### INSTRUCTIONS FOR THE TASK:
In this exercise, return the whole listing exactly, excluding any images.

### RECORD SET:
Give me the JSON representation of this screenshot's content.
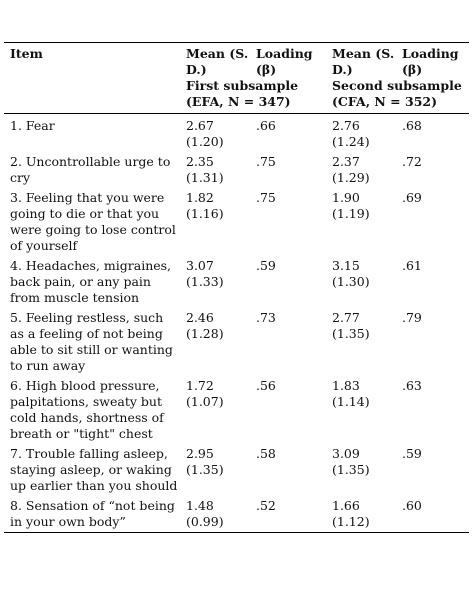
{
  "table": {
    "headers": {
      "item": "Item",
      "mean1": "Mean (S. D.)",
      "loading1": "Loading (β)",
      "mean2": "Mean (S. D.)",
      "loading2": "Loading (β)",
      "subsample1": "First subsample (EFA, N = 347)",
      "subsample2": "Second subsample (CFA, N = 352)"
    },
    "rows": [
      {
        "item": "1. Fear",
        "mean1": "2.67 (1.20)",
        "loading1": ".66",
        "mean2": "2.76 (1.24)",
        "loading2": ".68"
      },
      {
        "item": "2. Uncontrollable urge to cry",
        "mean1": "2.35 (1.31)",
        "loading1": ".75",
        "mean2": "2.37 (1.29)",
        "loading2": ".72"
      },
      {
        "item": "3. Feeling that you were going to die or that you were going to lose control of yourself",
        "mean1": "1.82 (1.16)",
        "loading1": ".75",
        "mean2": "1.90 (1.19)",
        "loading2": ".69"
      },
      {
        "item": "4. Headaches, migraines, back pain, or any pain from muscle tension",
        "mean1": "3.07 (1.33)",
        "loading1": ".59",
        "mean2": "3.15 (1.30)",
        "loading2": ".61"
      },
      {
        "item": "5. Feeling restless, such as a feeling of not being able to sit still or wanting to run away",
        "mean1": "2.46 (1.28)",
        "loading1": ".73",
        "mean2": "2.77 (1.35)",
        "loading2": ".79"
      },
      {
        "item": "6. High blood pressure, palpitations, sweaty but cold hands, shortness of breath or \"tight\" chest",
        "mean1": "1.72 (1.07)",
        "loading1": ".56",
        "mean2": "1.83 (1.14)",
        "loading2": ".63"
      },
      {
        "item": "7. Trouble falling asleep, staying asleep, or waking up earlier than you should",
        "mean1": "2.95 (1.35)",
        "loading1": ".58",
        "mean2": "3.09 (1.35)",
        "loading2": ".59"
      },
      {
        "item": "8. Sensation of “not being in your own body”",
        "mean1": "1.48 (0.99)",
        "loading1": ".52",
        "mean2": "1.66 (1.12)",
        "loading2": ".60"
      }
    ]
  }
}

### SOLUTION TO THIS TASK:
Give me the JSON representation of this screenshot's content.
{
  "table": {
    "headers": {
      "item": "Item",
      "mean1": "Mean (S. D.)",
      "loading1": "Loading (β)",
      "mean2": "Mean (S. D.)",
      "loading2": "Loading (β)",
      "subsample1": "First subsample (EFA, N = 347)",
      "subsample2": "Second subsample (CFA, N = 352)"
    },
    "rows": [
      {
        "item": "1. Fear",
        "mean1": "2.67 (1.20)",
        "loading1": ".66",
        "mean2": "2.76 (1.24)",
        "loading2": ".68"
      },
      {
        "item": "2. Uncontrollable urge to cry",
        "mean1": "2.35 (1.31)",
        "loading1": ".75",
        "mean2": "2.37 (1.29)",
        "loading2": ".72"
      },
      {
        "item": "3. Feeling that you were going to die or that you were going to lose control of yourself",
        "mean1": "1.82 (1.16)",
        "loading1": ".75",
        "mean2": "1.90 (1.19)",
        "loading2": ".69"
      },
      {
        "item": "4. Headaches, migraines, back pain, or any pain from muscle tension",
        "mean1": "3.07 (1.33)",
        "loading1": ".59",
        "mean2": "3.15 (1.30)",
        "loading2": ".61"
      },
      {
        "item": "5. Feeling restless, such as a feeling of not being able to sit still or wanting to run away",
        "mean1": "2.46 (1.28)",
        "loading1": ".73",
        "mean2": "2.77 (1.35)",
        "loading2": ".79"
      },
      {
        "item": "6. High blood pressure, palpitations, sweaty but cold hands, shortness of breath or \"tight\" chest",
        "mean1": "1.72 (1.07)",
        "loading1": ".56",
        "mean2": "1.83 (1.14)",
        "loading2": ".63"
      },
      {
        "item": "7. Trouble falling asleep, staying asleep, or waking up earlier than you should",
        "mean1": "2.95 (1.35)",
        "loading1": ".58",
        "mean2": "3.09 (1.35)",
        "loading2": ".59"
      },
      {
        "item": "8. Sensation of “not being in your own body”",
        "mean1": "1.48 (0.99)",
        "loading1": ".52",
        "mean2": "1.66 (1.12)",
        "loading2": ".60"
      }
    ]
  }
}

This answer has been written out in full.